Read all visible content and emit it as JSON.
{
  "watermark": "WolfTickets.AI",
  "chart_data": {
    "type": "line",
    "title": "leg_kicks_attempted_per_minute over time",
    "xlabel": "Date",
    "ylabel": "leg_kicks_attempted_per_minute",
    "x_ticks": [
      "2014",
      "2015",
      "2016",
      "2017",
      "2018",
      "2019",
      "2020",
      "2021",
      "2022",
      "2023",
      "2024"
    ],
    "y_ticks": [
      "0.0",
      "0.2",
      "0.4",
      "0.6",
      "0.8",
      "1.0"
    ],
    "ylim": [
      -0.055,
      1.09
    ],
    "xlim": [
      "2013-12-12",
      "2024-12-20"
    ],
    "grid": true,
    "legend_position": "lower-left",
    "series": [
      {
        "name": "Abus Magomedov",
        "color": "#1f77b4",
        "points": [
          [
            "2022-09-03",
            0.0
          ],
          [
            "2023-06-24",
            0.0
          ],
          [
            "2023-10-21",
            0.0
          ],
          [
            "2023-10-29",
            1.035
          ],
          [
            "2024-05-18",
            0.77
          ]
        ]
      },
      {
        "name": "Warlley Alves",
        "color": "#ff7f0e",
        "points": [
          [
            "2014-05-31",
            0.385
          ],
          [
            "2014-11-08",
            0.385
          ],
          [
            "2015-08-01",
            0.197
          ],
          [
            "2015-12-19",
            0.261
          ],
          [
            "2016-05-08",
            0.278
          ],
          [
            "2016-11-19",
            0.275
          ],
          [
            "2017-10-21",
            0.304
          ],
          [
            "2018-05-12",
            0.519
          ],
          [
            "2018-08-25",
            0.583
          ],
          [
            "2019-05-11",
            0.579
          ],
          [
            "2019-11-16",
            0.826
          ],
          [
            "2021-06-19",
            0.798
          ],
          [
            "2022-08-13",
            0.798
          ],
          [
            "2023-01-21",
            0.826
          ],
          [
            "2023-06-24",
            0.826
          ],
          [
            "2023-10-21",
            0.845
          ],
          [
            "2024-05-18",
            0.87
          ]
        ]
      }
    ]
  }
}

═══

◆ **Challenge**:
Transcribe all of the material exactly. Omit nothing.

◆ **Exercise solution**:
Read all visible content and emit it as JSON.
{
  "watermark": "WolfTickets.AI",
  "chart_data": {
    "type": "line",
    "title": "leg_kicks_attempted_per_minute over time",
    "xlabel": "Date",
    "ylabel": "leg_kicks_attempted_per_minute",
    "x_ticks": [
      "2014",
      "2015",
      "2016",
      "2017",
      "2018",
      "2019",
      "2020",
      "2021",
      "2022",
      "2023",
      "2024"
    ],
    "y_ticks": [
      "0.0",
      "0.2",
      "0.4",
      "0.6",
      "0.8",
      "1.0"
    ],
    "ylim": [
      -0.055,
      1.09
    ],
    "xlim": [
      "2013-12-12",
      "2024-12-20"
    ],
    "grid": true,
    "legend_position": "lower-left",
    "series": [
      {
        "name": "Abus Magomedov",
        "color": "#1f77b4",
        "points": [
          [
            "2022-09-03",
            0.0
          ],
          [
            "2023-06-24",
            0.0
          ],
          [
            "2023-10-21",
            0.0
          ],
          [
            "2023-10-29",
            1.035
          ],
          [
            "2024-05-18",
            0.77
          ]
        ]
      },
      {
        "name": "Warlley Alves",
        "color": "#ff7f0e",
        "points": [
          [
            "2014-05-31",
            0.385
          ],
          [
            "2014-11-08",
            0.385
          ],
          [
            "2015-08-01",
            0.197
          ],
          [
            "2015-12-19",
            0.261
          ],
          [
            "2016-05-08",
            0.278
          ],
          [
            "2016-11-19",
            0.275
          ],
          [
            "2017-10-21",
            0.304
          ],
          [
            "2018-05-12",
            0.519
          ],
          [
            "2018-08-25",
            0.583
          ],
          [
            "2019-05-11",
            0.579
          ],
          [
            "2019-11-16",
            0.826
          ],
          [
            "2021-06-19",
            0.798
          ],
          [
            "2022-08-13",
            0.798
          ],
          [
            "2023-01-21",
            0.826
          ],
          [
            "2023-06-24",
            0.826
          ],
          [
            "2023-10-21",
            0.845
          ],
          [
            "2024-05-18",
            0.87
          ]
        ]
      }
    ]
  }
}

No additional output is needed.